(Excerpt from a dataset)
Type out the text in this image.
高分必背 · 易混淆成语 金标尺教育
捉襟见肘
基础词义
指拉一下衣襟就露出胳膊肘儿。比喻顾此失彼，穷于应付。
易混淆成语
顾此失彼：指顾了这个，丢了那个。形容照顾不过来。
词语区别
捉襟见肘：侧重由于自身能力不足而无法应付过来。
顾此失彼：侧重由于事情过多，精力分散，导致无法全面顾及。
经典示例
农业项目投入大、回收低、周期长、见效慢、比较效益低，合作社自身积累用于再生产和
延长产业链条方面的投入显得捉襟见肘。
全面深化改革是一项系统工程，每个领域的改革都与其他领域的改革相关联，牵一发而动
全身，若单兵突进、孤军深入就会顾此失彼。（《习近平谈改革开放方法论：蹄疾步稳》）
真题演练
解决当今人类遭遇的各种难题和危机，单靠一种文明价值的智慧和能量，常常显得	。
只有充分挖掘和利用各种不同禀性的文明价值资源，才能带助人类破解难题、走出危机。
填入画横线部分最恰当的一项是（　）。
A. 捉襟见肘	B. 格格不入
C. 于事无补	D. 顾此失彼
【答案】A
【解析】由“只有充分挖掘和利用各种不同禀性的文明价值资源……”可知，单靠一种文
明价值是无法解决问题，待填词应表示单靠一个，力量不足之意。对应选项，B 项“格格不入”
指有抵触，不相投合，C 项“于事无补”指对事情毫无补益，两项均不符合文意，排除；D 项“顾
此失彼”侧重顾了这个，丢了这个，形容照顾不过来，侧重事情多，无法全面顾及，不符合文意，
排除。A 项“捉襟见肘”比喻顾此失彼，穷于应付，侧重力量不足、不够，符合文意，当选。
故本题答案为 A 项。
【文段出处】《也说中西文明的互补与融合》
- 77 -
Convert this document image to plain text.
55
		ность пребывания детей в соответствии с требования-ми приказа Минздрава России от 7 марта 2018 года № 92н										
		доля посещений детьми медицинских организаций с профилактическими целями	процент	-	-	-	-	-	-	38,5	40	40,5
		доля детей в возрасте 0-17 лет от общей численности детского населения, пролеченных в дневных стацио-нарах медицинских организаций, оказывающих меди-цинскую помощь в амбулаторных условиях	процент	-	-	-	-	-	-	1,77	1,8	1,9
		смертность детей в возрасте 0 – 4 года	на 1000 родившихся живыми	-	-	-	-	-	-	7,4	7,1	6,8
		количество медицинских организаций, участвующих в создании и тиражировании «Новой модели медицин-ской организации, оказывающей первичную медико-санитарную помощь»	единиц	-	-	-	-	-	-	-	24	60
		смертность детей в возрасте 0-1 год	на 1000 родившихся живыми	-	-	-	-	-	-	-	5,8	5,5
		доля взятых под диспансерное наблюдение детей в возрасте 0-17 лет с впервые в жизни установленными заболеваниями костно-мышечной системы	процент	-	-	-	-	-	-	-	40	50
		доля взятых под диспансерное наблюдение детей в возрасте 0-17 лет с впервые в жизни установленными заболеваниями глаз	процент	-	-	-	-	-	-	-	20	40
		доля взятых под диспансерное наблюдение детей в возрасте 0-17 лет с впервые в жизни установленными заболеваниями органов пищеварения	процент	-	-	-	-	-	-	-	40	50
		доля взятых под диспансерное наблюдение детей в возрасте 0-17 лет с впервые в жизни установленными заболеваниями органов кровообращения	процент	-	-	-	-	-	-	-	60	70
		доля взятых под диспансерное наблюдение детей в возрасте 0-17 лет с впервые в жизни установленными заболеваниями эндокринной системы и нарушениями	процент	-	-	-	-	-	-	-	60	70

• [Requirement]
Collect each line containing the string "image".

• [Finished answer]
Type out the text in this image.
Convert this document image to plain text.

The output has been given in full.